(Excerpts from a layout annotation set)
* START *

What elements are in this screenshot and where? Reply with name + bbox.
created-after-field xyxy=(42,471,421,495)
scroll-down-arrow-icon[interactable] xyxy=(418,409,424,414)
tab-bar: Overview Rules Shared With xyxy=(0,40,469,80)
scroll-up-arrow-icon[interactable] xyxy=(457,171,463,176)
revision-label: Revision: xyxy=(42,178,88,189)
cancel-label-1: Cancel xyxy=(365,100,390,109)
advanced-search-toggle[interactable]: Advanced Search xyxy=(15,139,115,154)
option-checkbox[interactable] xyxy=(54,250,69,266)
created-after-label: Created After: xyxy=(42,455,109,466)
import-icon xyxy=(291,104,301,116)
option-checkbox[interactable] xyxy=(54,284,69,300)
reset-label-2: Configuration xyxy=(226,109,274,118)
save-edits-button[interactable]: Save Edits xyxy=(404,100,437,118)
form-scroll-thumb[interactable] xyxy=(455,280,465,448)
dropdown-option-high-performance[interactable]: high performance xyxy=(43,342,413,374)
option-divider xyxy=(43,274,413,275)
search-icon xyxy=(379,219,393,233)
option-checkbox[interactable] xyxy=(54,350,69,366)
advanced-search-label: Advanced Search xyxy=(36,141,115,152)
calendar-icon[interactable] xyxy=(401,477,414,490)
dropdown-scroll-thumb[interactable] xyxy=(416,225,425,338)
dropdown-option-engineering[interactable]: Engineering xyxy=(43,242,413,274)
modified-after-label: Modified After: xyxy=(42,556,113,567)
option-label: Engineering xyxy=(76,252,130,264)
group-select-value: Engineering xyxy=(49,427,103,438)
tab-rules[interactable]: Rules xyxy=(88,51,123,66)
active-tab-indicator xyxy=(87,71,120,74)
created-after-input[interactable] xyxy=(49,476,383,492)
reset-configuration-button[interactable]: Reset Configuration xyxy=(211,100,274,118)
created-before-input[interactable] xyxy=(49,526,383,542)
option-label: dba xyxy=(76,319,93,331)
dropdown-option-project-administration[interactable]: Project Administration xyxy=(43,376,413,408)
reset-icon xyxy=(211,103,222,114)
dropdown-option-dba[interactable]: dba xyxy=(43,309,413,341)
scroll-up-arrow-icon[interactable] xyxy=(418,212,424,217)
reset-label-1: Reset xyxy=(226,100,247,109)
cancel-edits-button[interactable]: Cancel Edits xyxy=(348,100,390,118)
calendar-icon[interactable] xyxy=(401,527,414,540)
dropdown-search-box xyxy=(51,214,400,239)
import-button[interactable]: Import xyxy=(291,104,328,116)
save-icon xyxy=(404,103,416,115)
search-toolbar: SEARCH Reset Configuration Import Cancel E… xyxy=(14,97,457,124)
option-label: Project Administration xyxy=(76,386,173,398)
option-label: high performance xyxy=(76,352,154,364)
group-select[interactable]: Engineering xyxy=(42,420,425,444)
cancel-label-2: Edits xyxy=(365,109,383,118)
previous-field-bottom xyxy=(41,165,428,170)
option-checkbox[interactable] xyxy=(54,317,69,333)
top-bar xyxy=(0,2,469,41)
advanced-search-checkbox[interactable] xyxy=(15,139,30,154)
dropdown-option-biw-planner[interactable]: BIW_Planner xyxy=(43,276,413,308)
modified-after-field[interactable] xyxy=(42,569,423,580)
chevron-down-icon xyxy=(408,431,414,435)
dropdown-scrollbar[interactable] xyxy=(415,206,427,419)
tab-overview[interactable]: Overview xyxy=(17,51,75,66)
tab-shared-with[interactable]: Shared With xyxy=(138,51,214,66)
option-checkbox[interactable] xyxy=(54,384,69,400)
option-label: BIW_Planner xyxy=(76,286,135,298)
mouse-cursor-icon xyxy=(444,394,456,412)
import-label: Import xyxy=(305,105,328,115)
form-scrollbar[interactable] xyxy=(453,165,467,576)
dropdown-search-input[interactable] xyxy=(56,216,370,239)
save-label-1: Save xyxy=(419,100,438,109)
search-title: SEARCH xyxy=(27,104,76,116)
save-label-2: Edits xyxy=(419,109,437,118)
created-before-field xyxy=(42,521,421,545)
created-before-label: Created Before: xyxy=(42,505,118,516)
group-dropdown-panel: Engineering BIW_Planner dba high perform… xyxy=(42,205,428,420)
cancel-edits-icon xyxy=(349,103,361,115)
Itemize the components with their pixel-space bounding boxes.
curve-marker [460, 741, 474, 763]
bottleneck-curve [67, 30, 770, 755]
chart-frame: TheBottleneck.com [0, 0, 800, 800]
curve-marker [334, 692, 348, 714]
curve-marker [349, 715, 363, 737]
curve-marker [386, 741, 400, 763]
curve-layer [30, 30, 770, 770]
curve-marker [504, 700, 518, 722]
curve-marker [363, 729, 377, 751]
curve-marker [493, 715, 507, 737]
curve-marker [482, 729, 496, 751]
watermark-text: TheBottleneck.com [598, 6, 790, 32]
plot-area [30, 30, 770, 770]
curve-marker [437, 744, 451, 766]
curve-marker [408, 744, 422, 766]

* END *

STATED TASK.
Reproduce the listing in full, renaming every "curve-marker" to "curve-point" and leaving everything else untouched.

OUTPUT FOR THIS TASK.
What elements are in this screenshot and where? Reply with name + bbox.
created-after-field xyxy=(42,471,421,495)
scroll-down-arrow-icon[interactable] xyxy=(418,409,424,414)
tab-bar: Overview Rules Shared With xyxy=(0,40,469,80)
scroll-up-arrow-icon[interactable] xyxy=(457,171,463,176)
revision-label: Revision: xyxy=(42,178,88,189)
cancel-label-1: Cancel xyxy=(365,100,390,109)
advanced-search-toggle[interactable]: Advanced Search xyxy=(15,139,115,154)
option-checkbox[interactable] xyxy=(54,250,69,266)
created-after-label: Created After: xyxy=(42,455,109,466)
import-icon xyxy=(291,104,301,116)
option-checkbox[interactable] xyxy=(54,284,69,300)
reset-label-2: Configuration xyxy=(226,109,274,118)
save-edits-button[interactable]: Save Edits xyxy=(404,100,437,118)
form-scroll-thumb[interactable] xyxy=(455,280,465,448)
dropdown-option-high-performance[interactable]: high performance xyxy=(43,342,413,374)
option-divider xyxy=(43,274,413,275)
search-icon xyxy=(379,219,393,233)
option-checkbox[interactable] xyxy=(54,350,69,366)
advanced-search-label: Advanced Search xyxy=(36,141,115,152)
calendar-icon[interactable] xyxy=(401,477,414,490)
dropdown-scroll-thumb[interactable] xyxy=(416,225,425,338)
dropdown-option-engineering[interactable]: Engineering xyxy=(43,242,413,274)
modified-after-label: Modified After: xyxy=(42,556,113,567)
option-label: Engineering xyxy=(76,252,130,264)
group-select-value: Engineering xyxy=(49,427,103,438)
tab-rules[interactable]: Rules xyxy=(88,51,123,66)
active-tab-indicator xyxy=(87,71,120,74)
created-after-input[interactable] xyxy=(49,476,383,492)
reset-configuration-button[interactable]: Reset Configuration xyxy=(211,100,274,118)
created-before-input[interactable] xyxy=(49,526,383,542)
option-label: dba xyxy=(76,319,93,331)
dropdown-option-project-administration[interactable]: Project Administration xyxy=(43,376,413,408)
reset-icon xyxy=(211,103,222,114)
dropdown-option-dba[interactable]: dba xyxy=(43,309,413,341)
scroll-up-arrow-icon[interactable] xyxy=(418,212,424,217)
reset-label-1: Reset xyxy=(226,100,247,109)
cancel-edits-button[interactable]: Cancel Edits xyxy=(348,100,390,118)
calendar-icon[interactable] xyxy=(401,527,414,540)
dropdown-search-box xyxy=(51,214,400,239)
import-button[interactable]: Import xyxy=(291,104,328,116)
save-icon xyxy=(404,103,416,115)
search-toolbar: SEARCH Reset Configuration Import Cancel E… xyxy=(14,97,457,124)
option-label: Project Administration xyxy=(76,386,173,398)
option-label: high performance xyxy=(76,352,154,364)
group-select[interactable]: Engineering xyxy=(42,420,425,444)
cancel-label-2: Edits xyxy=(365,109,383,118)
previous-field-bottom xyxy=(41,165,428,170)
option-checkbox[interactable] xyxy=(54,317,69,333)
top-bar xyxy=(0,2,469,41)
advanced-search-checkbox[interactable] xyxy=(15,139,30,154)
dropdown-option-biw-planner[interactable]: BIW_Planner xyxy=(43,276,413,308)
modified-after-field[interactable] xyxy=(42,569,423,580)
chevron-down-icon xyxy=(408,431,414,435)
dropdown-scrollbar[interactable] xyxy=(415,206,427,419)
tab-overview[interactable]: Overview xyxy=(17,51,75,66)
tab-shared-with[interactable]: Shared With xyxy=(138,51,214,66)
option-checkbox[interactable] xyxy=(54,384,69,400)
option-label: BIW_Planner xyxy=(76,286,135,298)
mouse-cursor-icon xyxy=(444,394,456,412)
import-label: Import xyxy=(305,105,328,115)
form-scrollbar[interactable] xyxy=(453,165,467,576)
dropdown-search-input[interactable] xyxy=(56,216,370,239)
save-label-1: Save xyxy=(419,100,438,109)
search-title: SEARCH xyxy=(27,104,76,116)
save-label-2: Edits xyxy=(419,109,437,118)
created-before-field xyxy=(42,521,421,545)
created-before-label: Created Before: xyxy=(42,505,118,516)
group-dropdown-panel: Engineering BIW_Planner dba high perform… xyxy=(42,205,428,420)
cancel-edits-icon xyxy=(349,103,361,115)
Itemize the components with their pixel-space bounding boxes.
curve-point [460, 741, 474, 763]
bottleneck-curve [67, 30, 770, 755]
chart-frame: TheBottleneck.com [0, 0, 800, 800]
curve-point [334, 692, 348, 714]
curve-point [349, 715, 363, 737]
curve-point [386, 741, 400, 763]
curve-layer [30, 30, 770, 770]
curve-point [504, 700, 518, 722]
curve-point [363, 729, 377, 751]
curve-point [493, 715, 507, 737]
curve-point [482, 729, 496, 751]
watermark-text: TheBottleneck.com [598, 6, 790, 32]
plot-area [30, 30, 770, 770]
curve-point [437, 744, 451, 766]
curve-point [408, 744, 422, 766]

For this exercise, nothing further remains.